Dataset records -
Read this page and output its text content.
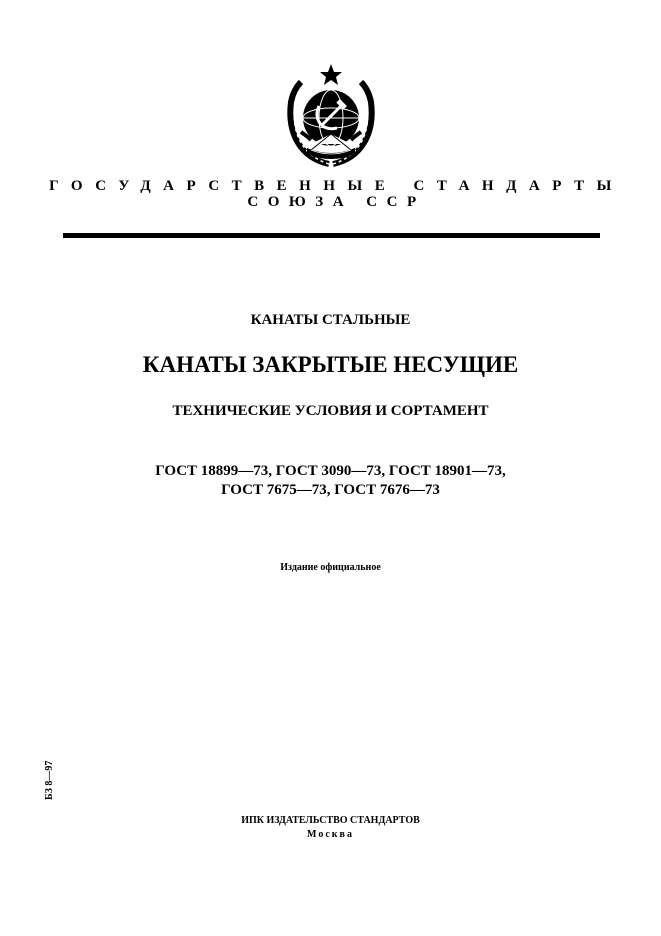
ГОСУДАРСТВЕННЫЕ СТАНДАРТЫ
СОЮЗА ССР
КАНАТЫ СТАЛЬНЫЕ
КАНАТЫ ЗАКРЫТЫЕ НЕСУЩИЕ
ТЕХНИЧЕСКИЕ УСЛОВИЯ И СОРТАМЕНТ
ГОСТ 18899—73, ГОСТ 3090—73, ГОСТ 18901—73,
ГОСТ 7675—73, ГОСТ 7676—73
Издание официальное
БЗ 8—97
ИПК ИЗДАТЕЛЬСТВО СТАНДАРТОВ
Москва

Exercise aim - The records above must be echoed exactly, minus their pictures.

Task solution -
Read this page and output its text content.
ГОСУДАРСТВЕННЫЕ СТАНДАРТЫ
СОЮЗА ССР
КАНАТЫ СТАЛЬНЫЕ
КАНАТЫ ЗАКРЫТЫЕ НЕСУЩИЕ
ТЕХНИЧЕСКИЕ УСЛОВИЯ И СОРТАМЕНТ
ГОСТ 18899—73, ГОСТ 3090—73, ГОСТ 18901—73,
ГОСТ 7675—73, ГОСТ 7676—73
Издание официальное
БЗ 8—97
ИПК ИЗДАТЕЛЬСТВО СТАНДАРТОВ
Москва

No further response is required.